__Material for this exercise__
┄┄┄┄┄┄┄┄┄┄┄┄┄┄┄┄┄┄┄┄

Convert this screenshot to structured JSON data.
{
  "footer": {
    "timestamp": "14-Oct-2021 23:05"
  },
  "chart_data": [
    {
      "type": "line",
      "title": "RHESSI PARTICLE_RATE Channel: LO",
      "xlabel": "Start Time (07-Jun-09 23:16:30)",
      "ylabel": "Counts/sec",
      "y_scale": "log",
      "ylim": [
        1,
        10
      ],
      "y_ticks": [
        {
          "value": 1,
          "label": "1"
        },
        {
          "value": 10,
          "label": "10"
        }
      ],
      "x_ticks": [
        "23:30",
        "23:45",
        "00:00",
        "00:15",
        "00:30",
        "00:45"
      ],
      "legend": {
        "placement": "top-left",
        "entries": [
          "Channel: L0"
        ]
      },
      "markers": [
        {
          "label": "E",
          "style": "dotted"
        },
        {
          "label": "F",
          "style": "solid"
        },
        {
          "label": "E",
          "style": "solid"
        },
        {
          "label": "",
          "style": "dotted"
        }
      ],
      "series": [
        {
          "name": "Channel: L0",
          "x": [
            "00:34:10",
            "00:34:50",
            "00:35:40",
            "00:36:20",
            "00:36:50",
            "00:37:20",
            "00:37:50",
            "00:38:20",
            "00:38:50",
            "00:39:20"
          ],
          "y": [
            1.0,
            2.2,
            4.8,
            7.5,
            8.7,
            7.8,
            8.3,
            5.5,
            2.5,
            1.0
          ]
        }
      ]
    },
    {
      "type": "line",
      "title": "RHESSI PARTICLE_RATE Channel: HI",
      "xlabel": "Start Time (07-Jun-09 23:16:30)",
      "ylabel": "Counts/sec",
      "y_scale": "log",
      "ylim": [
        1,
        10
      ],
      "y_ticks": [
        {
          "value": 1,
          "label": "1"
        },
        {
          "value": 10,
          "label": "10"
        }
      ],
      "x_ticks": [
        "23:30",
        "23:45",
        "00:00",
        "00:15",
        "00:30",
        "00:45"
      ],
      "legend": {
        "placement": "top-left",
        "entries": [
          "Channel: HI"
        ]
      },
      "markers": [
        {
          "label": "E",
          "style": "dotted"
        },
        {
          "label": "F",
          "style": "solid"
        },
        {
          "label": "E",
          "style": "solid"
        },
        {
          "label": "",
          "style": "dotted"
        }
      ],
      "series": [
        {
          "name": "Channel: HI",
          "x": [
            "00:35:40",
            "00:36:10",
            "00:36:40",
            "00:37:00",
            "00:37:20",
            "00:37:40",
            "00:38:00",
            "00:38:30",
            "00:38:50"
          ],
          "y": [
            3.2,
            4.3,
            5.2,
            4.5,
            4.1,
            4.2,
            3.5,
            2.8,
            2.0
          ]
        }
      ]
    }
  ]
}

┄┄┄┄┄┄┄┄┄┄┄┄┄┄┄┄┄┄┄┄

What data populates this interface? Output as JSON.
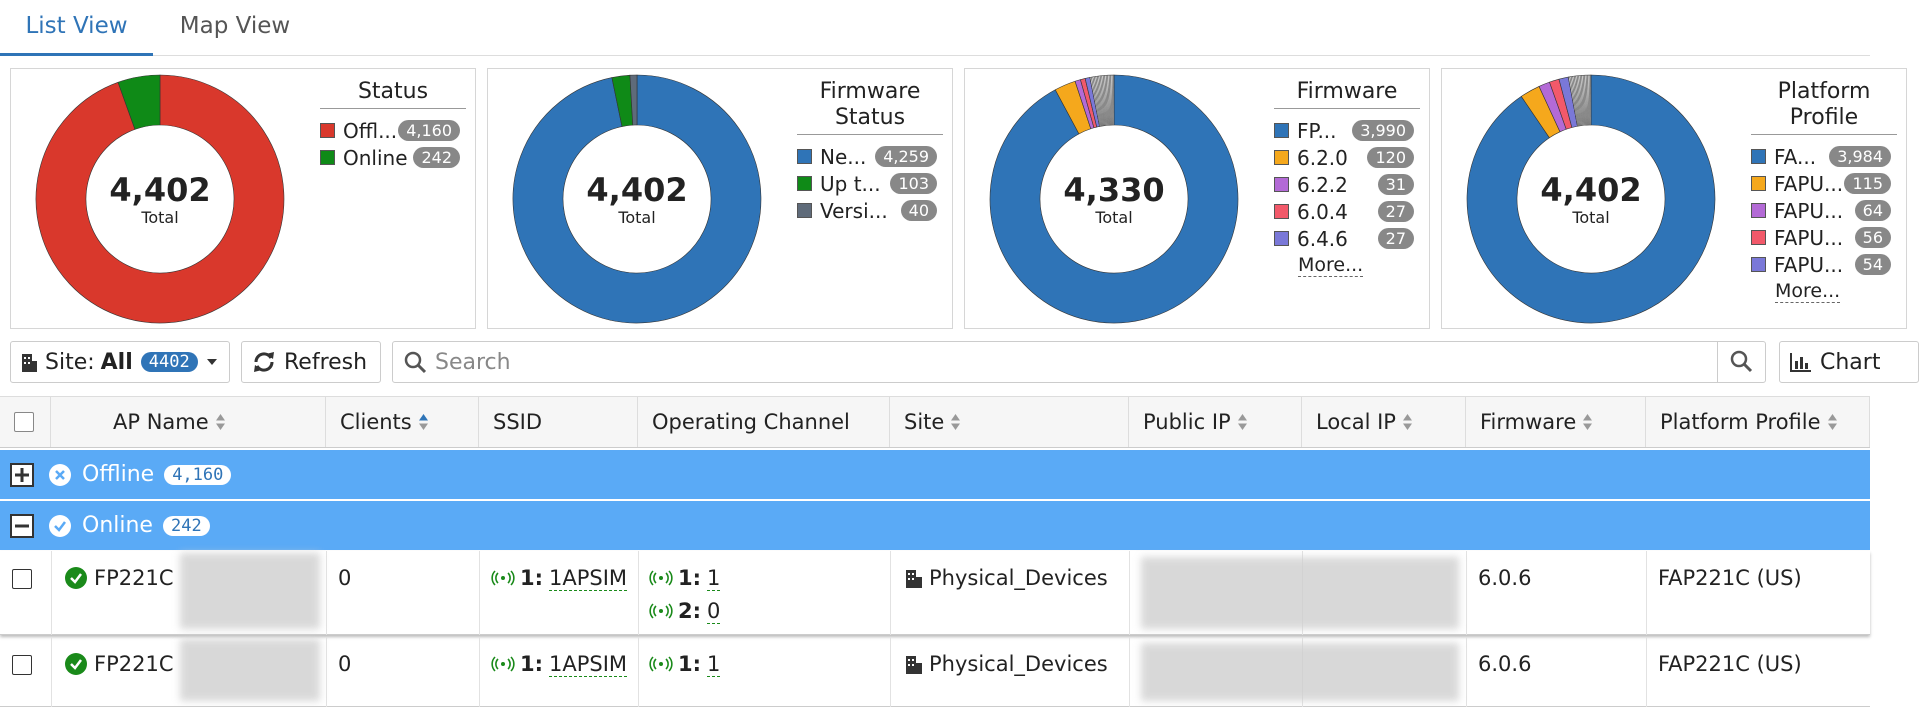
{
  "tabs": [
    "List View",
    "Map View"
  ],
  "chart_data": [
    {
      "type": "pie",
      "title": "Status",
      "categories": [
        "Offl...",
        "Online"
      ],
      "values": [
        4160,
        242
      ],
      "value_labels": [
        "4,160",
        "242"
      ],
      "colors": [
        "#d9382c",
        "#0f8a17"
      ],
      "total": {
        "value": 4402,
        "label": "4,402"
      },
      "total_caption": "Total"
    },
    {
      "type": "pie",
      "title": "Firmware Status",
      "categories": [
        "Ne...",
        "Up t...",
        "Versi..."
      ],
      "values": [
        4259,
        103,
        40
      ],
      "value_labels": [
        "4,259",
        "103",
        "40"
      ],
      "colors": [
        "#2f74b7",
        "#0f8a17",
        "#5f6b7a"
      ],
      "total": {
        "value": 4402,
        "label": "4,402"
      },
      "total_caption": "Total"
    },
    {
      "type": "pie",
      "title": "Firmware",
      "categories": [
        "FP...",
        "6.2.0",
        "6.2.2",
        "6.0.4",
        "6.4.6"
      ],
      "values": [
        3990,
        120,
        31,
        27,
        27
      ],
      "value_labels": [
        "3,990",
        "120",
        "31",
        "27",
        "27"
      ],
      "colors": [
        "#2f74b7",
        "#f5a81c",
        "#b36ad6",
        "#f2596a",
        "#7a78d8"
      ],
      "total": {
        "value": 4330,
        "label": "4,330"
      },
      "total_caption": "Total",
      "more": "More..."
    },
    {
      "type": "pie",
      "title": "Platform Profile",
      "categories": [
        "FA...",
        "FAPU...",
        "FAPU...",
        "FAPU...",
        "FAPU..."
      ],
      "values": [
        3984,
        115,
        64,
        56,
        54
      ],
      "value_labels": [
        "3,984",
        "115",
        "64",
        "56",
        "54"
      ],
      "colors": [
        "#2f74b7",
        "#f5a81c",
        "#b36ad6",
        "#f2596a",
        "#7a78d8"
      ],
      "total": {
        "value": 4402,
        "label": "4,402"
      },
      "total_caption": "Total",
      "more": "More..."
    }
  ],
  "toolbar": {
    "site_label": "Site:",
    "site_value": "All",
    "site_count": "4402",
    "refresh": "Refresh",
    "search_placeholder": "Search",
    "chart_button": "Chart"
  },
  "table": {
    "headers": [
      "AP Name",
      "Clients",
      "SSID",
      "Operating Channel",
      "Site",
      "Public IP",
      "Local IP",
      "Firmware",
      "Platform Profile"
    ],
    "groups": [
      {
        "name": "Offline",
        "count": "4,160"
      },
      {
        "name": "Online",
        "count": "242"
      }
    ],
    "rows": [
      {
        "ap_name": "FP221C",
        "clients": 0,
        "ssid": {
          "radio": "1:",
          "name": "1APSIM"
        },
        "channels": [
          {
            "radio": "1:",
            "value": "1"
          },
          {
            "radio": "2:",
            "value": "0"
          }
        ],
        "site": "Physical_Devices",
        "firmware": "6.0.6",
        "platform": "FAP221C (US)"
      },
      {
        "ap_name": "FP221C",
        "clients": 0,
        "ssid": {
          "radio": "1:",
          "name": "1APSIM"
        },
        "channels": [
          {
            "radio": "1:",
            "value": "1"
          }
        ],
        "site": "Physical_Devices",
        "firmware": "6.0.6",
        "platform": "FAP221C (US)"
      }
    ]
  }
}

┄┄┄┄┄┄┄┄┄┄┄┄┄┄┄┄┄┄┄┄

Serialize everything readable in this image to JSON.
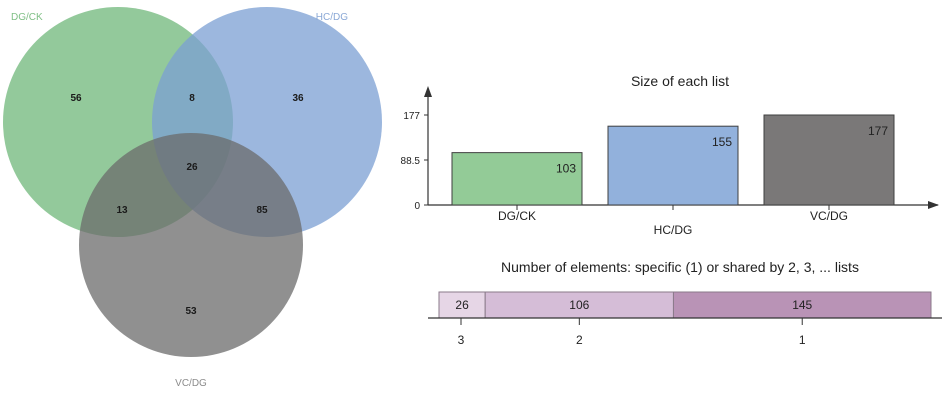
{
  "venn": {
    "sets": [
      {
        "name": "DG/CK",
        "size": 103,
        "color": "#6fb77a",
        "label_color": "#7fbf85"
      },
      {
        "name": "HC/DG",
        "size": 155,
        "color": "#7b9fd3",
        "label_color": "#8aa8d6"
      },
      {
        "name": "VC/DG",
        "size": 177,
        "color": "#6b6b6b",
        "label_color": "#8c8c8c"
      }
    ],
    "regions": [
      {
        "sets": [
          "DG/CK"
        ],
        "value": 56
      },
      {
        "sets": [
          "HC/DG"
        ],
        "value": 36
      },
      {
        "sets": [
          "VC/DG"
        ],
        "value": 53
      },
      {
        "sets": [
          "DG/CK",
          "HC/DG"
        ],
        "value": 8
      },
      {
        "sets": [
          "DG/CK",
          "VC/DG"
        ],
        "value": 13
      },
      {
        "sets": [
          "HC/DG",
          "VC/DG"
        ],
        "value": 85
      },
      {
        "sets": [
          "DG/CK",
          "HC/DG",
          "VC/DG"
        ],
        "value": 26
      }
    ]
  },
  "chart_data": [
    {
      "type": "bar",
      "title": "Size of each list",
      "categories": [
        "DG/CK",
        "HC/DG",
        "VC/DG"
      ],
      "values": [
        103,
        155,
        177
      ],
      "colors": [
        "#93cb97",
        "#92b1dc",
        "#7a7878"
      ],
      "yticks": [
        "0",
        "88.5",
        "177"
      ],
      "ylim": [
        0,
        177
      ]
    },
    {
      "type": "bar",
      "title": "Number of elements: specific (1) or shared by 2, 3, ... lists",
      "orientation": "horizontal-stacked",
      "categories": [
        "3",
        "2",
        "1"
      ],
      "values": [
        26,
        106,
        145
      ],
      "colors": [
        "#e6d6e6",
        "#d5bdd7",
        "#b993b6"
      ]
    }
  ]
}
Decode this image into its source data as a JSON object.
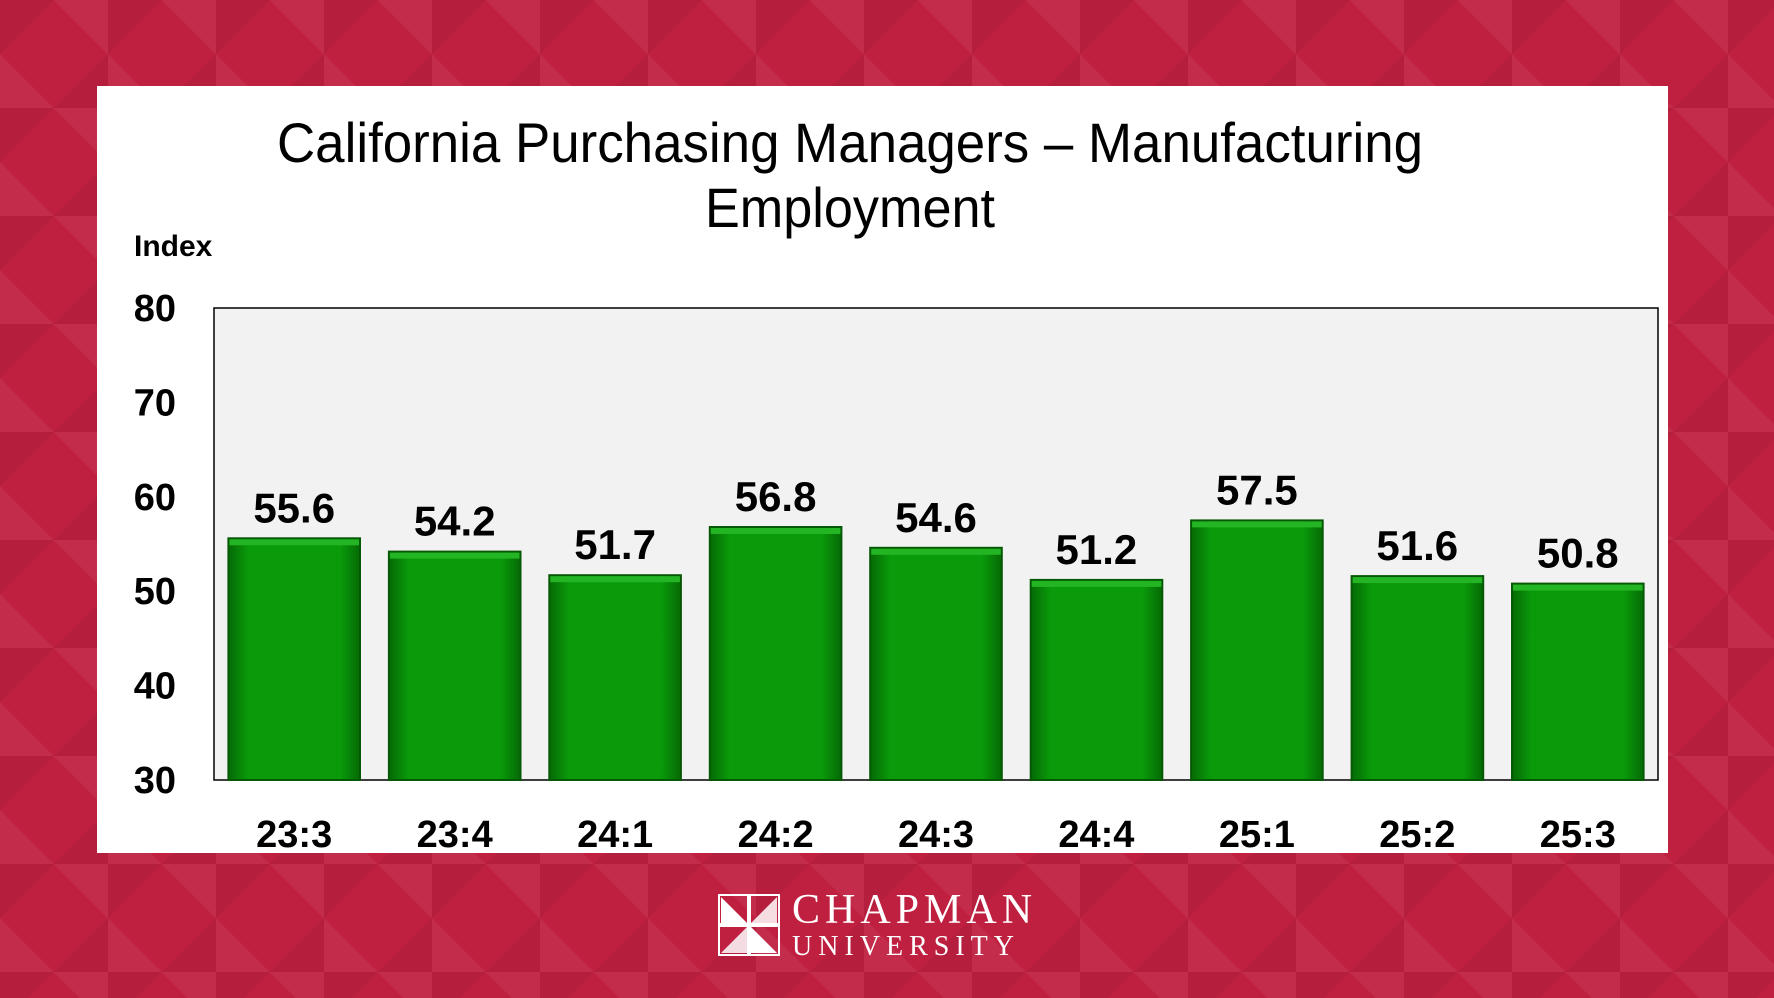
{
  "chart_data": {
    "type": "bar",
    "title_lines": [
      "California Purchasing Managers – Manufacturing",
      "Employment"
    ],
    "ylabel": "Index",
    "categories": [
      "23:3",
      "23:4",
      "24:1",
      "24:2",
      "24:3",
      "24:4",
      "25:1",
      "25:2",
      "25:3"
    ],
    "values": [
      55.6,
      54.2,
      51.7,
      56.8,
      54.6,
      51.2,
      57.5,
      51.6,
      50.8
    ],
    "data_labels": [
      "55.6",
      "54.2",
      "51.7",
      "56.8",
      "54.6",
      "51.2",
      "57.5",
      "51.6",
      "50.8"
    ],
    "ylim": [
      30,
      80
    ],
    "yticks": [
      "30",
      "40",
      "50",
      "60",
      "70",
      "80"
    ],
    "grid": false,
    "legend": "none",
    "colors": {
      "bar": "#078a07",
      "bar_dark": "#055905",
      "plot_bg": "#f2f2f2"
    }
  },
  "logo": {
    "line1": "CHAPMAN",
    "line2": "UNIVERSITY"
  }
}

┄┄┄┄┄┄┄┄┄┄┄┄┄┄┄┄┄┄┄┄

__Task__
Where a line holds "JSON", copy it out.

__Reply__
Convert this screenshot to structured JSON data.
What data populates this interface? Output as JSON.
Serialize everything readable in this image to JSON.
Decode this image into its source data as a JSON object.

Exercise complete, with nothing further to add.